**GIVEN TEXT:**
“Some Thoughts on the Lost Art of Reading Aloud”
By VERLYN KLINKENBORG
Published in The New
York Times on May 16, 2009.
Sometimes the best
way to understand the present is to look at it from the past. Consider audio
books. An enormous number of Americans read by listening these days — listening
aloud, I call it. The technology for doing so is diverse and widespread, and so
are the places people listen to audio books. But from the perspective of a
reader in, say, the early 19th century, about the time of Jane Austen, there is
something peculiar about it, even lonely.
In those days,
literate families and friends read aloud to each other as a matter of habit.
Books were still relatively scarce and expensive, and the routine electronic
diversions we take for granted were, of course, nonexistent. If you had grown
up listening to adults reading to each other regularly, the thought of all of
those solitary 21st-century individuals hearkening to earbuds and car radios
would seem isolating. It would also seem as though they were being trained only
to listen to books and not to read aloud from them.
It’s part of a
pattern. Instead of making music at home, we listen to recordings of
professional musicians. When people talk about the books they’ve heard, they’re
often talking about the quality of the readers, who are usually professional.

**RECORD EXCERPTS:**
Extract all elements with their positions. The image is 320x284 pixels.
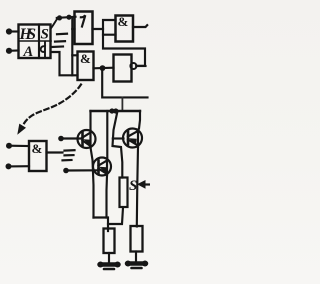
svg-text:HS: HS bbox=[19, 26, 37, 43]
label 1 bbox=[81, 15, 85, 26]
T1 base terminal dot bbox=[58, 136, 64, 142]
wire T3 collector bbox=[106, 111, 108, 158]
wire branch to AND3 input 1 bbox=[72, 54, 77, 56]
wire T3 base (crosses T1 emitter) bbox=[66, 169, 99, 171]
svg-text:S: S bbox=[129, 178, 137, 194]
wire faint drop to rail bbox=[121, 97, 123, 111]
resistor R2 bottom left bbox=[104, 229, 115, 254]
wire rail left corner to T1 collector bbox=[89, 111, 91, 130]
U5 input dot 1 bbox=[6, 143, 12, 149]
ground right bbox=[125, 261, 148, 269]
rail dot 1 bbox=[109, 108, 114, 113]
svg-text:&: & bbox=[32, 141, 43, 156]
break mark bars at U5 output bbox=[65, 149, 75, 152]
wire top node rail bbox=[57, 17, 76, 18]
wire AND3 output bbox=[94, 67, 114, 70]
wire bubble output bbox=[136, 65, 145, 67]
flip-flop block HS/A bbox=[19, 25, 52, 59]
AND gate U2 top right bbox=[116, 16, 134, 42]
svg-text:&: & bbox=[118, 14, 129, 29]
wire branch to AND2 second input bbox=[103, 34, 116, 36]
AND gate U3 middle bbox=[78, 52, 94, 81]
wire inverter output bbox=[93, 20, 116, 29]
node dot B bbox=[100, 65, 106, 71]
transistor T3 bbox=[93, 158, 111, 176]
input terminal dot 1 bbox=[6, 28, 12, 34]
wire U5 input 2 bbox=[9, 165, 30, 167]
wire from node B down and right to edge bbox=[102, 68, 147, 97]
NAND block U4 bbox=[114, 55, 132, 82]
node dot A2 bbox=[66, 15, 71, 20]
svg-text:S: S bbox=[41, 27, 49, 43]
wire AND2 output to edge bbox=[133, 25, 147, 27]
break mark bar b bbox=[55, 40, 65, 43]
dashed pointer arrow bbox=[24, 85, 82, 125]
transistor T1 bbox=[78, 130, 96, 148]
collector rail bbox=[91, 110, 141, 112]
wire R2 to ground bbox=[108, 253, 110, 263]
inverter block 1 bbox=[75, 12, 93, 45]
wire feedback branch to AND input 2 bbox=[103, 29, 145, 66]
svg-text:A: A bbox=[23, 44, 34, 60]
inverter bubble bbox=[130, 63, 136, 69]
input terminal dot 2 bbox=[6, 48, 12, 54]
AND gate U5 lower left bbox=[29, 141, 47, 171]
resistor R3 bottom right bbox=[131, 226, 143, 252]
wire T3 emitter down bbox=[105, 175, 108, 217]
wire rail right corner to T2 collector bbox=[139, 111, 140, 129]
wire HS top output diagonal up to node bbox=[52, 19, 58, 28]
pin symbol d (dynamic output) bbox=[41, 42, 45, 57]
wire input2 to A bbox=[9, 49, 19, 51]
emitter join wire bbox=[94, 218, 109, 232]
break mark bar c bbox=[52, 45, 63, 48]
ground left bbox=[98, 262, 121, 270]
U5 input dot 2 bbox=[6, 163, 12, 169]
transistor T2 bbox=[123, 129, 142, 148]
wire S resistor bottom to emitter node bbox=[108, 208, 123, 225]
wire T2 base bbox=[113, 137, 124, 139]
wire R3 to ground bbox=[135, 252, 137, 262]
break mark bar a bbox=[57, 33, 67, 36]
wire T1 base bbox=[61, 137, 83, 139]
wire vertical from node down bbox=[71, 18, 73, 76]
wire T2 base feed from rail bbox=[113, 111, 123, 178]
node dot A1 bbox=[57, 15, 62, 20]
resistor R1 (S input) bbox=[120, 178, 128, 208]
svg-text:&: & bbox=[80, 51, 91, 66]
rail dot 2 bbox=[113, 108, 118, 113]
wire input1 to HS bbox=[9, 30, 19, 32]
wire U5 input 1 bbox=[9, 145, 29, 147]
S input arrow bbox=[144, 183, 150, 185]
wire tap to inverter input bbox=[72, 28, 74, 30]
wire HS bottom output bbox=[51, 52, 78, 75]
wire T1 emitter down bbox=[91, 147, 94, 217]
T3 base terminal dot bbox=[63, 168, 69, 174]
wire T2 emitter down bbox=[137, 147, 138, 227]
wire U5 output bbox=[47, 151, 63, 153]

--

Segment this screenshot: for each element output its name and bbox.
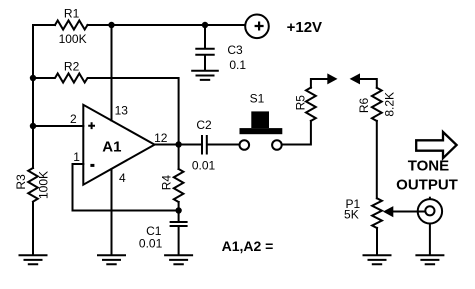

**SHORT EXERCISE A:** In the essay on reading aloud, what did literate families and friends do as a matter of habit in the early 19th century?
**SHORT EXERCISE B:** Explain why, according to the essay on reading aloud, today's audio book listeners would seem isolating to a reader from the early 19th century.

**FINISHED ANSWER A:** They read aloud to each other.

**FINISHED ANSWER B:** Such a reader would have grown up listening to adults read to each other regularly. To that person, 21st-century individuals listening alone through earbuds and car radios would seem isolated.